━━━━━ Given data ━━━━━

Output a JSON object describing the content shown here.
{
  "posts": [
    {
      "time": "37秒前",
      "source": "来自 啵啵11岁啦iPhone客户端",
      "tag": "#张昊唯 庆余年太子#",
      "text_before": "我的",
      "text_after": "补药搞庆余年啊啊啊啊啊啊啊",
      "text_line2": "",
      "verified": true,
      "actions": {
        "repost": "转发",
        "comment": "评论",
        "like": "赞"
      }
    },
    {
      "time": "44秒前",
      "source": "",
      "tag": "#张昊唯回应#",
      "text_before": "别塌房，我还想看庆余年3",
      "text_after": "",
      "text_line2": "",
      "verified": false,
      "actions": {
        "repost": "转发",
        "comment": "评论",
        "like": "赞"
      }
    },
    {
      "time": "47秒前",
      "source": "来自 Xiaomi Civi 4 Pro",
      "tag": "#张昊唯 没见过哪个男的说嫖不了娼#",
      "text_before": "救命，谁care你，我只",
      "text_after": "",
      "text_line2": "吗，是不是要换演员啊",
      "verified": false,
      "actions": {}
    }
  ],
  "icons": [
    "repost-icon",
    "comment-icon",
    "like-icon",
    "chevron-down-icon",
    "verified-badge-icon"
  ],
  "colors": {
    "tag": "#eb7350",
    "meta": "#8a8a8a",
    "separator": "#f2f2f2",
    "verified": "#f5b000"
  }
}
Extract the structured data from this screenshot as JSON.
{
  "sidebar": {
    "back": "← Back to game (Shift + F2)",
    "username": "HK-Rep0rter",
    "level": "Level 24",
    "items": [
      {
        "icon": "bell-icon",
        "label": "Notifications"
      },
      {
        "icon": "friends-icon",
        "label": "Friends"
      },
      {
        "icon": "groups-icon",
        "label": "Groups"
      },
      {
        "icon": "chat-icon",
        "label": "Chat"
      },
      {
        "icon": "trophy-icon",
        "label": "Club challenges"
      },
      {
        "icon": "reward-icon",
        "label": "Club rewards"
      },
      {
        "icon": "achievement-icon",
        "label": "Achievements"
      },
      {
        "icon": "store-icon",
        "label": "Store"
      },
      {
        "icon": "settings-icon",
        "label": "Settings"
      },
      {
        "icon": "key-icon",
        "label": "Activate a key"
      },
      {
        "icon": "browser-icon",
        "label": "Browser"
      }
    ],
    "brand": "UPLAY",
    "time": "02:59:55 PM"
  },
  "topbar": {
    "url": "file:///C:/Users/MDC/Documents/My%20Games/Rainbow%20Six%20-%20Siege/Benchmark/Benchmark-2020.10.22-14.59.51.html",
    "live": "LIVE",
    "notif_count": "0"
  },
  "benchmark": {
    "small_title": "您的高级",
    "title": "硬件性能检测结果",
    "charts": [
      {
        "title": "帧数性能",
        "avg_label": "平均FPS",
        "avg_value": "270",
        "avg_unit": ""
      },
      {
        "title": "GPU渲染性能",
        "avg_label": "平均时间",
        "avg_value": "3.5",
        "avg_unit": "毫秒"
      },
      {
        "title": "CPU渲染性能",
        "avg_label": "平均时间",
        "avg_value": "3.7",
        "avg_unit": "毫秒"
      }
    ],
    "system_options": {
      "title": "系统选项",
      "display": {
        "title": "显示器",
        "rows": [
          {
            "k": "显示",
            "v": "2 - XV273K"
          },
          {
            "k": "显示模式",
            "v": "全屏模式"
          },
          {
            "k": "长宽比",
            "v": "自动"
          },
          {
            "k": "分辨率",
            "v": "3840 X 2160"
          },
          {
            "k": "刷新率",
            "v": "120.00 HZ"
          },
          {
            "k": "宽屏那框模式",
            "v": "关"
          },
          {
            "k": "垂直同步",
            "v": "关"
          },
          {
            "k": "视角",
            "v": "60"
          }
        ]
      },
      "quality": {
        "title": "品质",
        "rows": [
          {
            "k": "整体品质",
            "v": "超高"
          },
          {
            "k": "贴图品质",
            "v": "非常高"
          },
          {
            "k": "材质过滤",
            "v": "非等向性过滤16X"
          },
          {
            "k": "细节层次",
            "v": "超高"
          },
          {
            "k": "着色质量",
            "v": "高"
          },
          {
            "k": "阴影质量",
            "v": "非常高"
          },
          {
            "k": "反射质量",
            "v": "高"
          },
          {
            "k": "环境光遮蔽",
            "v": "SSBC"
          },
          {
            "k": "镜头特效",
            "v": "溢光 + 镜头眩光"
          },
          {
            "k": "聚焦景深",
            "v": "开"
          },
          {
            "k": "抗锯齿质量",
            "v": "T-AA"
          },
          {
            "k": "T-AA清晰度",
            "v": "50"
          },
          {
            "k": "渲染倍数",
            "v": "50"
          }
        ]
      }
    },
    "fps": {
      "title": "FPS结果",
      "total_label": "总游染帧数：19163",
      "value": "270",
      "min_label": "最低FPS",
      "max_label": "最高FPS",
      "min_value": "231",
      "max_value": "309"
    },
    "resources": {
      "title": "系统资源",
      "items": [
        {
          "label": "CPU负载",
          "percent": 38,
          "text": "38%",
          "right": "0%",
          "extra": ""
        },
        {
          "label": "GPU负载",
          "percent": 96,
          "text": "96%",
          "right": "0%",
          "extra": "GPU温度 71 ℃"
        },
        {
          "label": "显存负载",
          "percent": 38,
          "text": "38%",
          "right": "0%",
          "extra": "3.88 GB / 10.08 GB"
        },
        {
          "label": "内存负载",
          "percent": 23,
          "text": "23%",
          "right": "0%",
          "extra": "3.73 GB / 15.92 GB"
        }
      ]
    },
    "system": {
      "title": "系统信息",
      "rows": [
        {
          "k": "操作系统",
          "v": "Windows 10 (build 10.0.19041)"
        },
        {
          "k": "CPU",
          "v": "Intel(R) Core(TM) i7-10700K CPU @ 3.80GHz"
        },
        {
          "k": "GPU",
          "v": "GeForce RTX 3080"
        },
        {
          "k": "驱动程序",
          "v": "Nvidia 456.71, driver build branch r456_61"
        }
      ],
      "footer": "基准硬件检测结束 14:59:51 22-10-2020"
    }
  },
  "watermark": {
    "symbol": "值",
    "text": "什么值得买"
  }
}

━━━━━

• **Task brief**: Give back all the data exactly as written.

• **Solution for this exercise**:
Output a JSON object describing the content shown here.
{
  "posts": [
    {
      "time": "37秒前",
      "source": "来自 啵啵11岁啦iPhone客户端",
      "tag": "#张昊唯 庆余年太子#",
      "text_before": "我的",
      "text_after": "补药搞庆余年啊啊啊啊啊啊啊",
      "text_line2": "",
      "verified": true,
      "actions": {
        "repost": "转发",
        "comment": "评论",
        "like": "赞"
      }
    },
    {
      "time": "44秒前",
      "source": "",
      "tag": "#张昊唯回应#",
      "text_before": "别塌房，我还想看庆余年3",
      "text_after": "",
      "text_line2": "",
      "verified": false,
      "actions": {
        "repost": "转发",
        "comment": "评论",
        "like": "赞"
      }
    },
    {
      "time": "47秒前",
      "source": "来自 Xiaomi Civi 4 Pro",
      "tag": "#张昊唯 没见过哪个男的说嫖不了娼#",
      "text_before": "救命，谁care你，我只",
      "text_after": "",
      "text_line2": "吗，是不是要换演员啊",
      "verified": false,
      "actions": {}
    }
  ],
  "icons": [
    "repost-icon",
    "comment-icon",
    "like-icon",
    "chevron-down-icon",
    "verified-badge-icon"
  ],
  "colors": {
    "tag": "#eb7350",
    "meta": "#8a8a8a",
    "separator": "#f2f2f2",
    "verified": "#f5b000"
  }
}
Extract the structured data from this screenshot as JSON.
{
  "sidebar": {
    "back": "← Back to game (Shift + F2)",
    "username": "HK-Rep0rter",
    "level": "Level 24",
    "items": [
      {
        "icon": "bell-icon",
        "label": "Notifications"
      },
      {
        "icon": "friends-icon",
        "label": "Friends"
      },
      {
        "icon": "groups-icon",
        "label": "Groups"
      },
      {
        "icon": "chat-icon",
        "label": "Chat"
      },
      {
        "icon": "trophy-icon",
        "label": "Club challenges"
      },
      {
        "icon": "reward-icon",
        "label": "Club rewards"
      },
      {
        "icon": "achievement-icon",
        "label": "Achievements"
      },
      {
        "icon": "store-icon",
        "label": "Store"
      },
      {
        "icon": "settings-icon",
        "label": "Settings"
      },
      {
        "icon": "key-icon",
        "label": "Activate a key"
      },
      {
        "icon": "browser-icon",
        "label": "Browser"
      }
    ],
    "brand": "UPLAY",
    "time": "02:59:55 PM"
  },
  "topbar": {
    "url": "file:///C:/Users/MDC/Documents/My%20Games/Rainbow%20Six%20-%20Siege/Benchmark/Benchmark-2020.10.22-14.59.51.html",
    "live": "LIVE",
    "notif_count": "0"
  },
  "benchmark": {
    "small_title": "您的高级",
    "title": "硬件性能检测结果",
    "charts": [
      {
        "title": "帧数性能",
        "avg_label": "平均FPS",
        "avg_value": "270",
        "avg_unit": ""
      },
      {
        "title": "GPU渲染性能",
        "avg_label": "平均时间",
        "avg_value": "3.5",
        "avg_unit": "毫秒"
      },
      {
        "title": "CPU渲染性能",
        "avg_label": "平均时间",
        "avg_value": "3.7",
        "avg_unit": "毫秒"
      }
    ],
    "system_options": {
      "title": "系统选项",
      "display": {
        "title": "显示器",
        "rows": [
          {
            "k": "显示",
            "v": "2 - XV273K"
          },
          {
            "k": "显示模式",
            "v": "全屏模式"
          },
          {
            "k": "长宽比",
            "v": "自动"
          },
          {
            "k": "分辨率",
            "v": "3840 X 2160"
          },
          {
            "k": "刷新率",
            "v": "120.00 HZ"
          },
          {
            "k": "宽屏那框模式",
            "v": "关"
          },
          {
            "k": "垂直同步",
            "v": "关"
          },
          {
            "k": "视角",
            "v": "60"
          }
        ]
      },
      "quality": {
        "title": "品质",
        "rows": [
          {
            "k": "整体品质",
            "v": "超高"
          },
          {
            "k": "贴图品质",
            "v": "非常高"
          },
          {
            "k": "材质过滤",
            "v": "非等向性过滤16X"
          },
          {
            "k": "细节层次",
            "v": "超高"
          },
          {
            "k": "着色质量",
            "v": "高"
          },
          {
            "k": "阴影质量",
            "v": "非常高"
          },
          {
            "k": "反射质量",
            "v": "高"
          },
          {
            "k": "环境光遮蔽",
            "v": "SSBC"
          },
          {
            "k": "镜头特效",
            "v": "溢光 + 镜头眩光"
          },
          {
            "k": "聚焦景深",
            "v": "开"
          },
          {
            "k": "抗锯齿质量",
            "v": "T-AA"
          },
          {
            "k": "T-AA清晰度",
            "v": "50"
          },
          {
            "k": "渲染倍数",
            "v": "50"
          }
        ]
      }
    },
    "fps": {
      "title": "FPS结果",
      "total_label": "总游染帧数：19163",
      "value": "270",
      "min_label": "最低FPS",
      "max_label": "最高FPS",
      "min_value": "231",
      "max_value": "309"
    },
    "resources": {
      "title": "系统资源",
      "items": [
        {
          "label": "CPU负载",
          "percent": 38,
          "text": "38%",
          "right": "0%",
          "extra": ""
        },
        {
          "label": "GPU负载",
          "percent": 96,
          "text": "96%",
          "right": "0%",
          "extra": "GPU温度 71 ℃"
        },
        {
          "label": "显存负载",
          "percent": 38,
          "text": "38%",
          "right": "0%",
          "extra": "3.88 GB / 10.08 GB"
        },
        {
          "label": "内存负载",
          "percent": 23,
          "text": "23%",
          "right": "0%",
          "extra": "3.73 GB / 15.92 GB"
        }
      ]
    },
    "system": {
      "title": "系统信息",
      "rows": [
        {
          "k": "操作系统",
          "v": "Windows 10 (build 10.0.19041)"
        },
        {
          "k": "CPU",
          "v": "Intel(R) Core(TM) i7-10700K CPU @ 3.80GHz"
        },
        {
          "k": "GPU",
          "v": "GeForce RTX 3080"
        },
        {
          "k": "驱动程序",
          "v": "Nvidia 456.71, driver build branch r456_61"
        }
      ],
      "footer": "基准硬件检测结束 14:59:51 22-10-2020"
    }
  },
  "watermark": {
    "symbol": "值",
    "text": "什么值得买"
  }
}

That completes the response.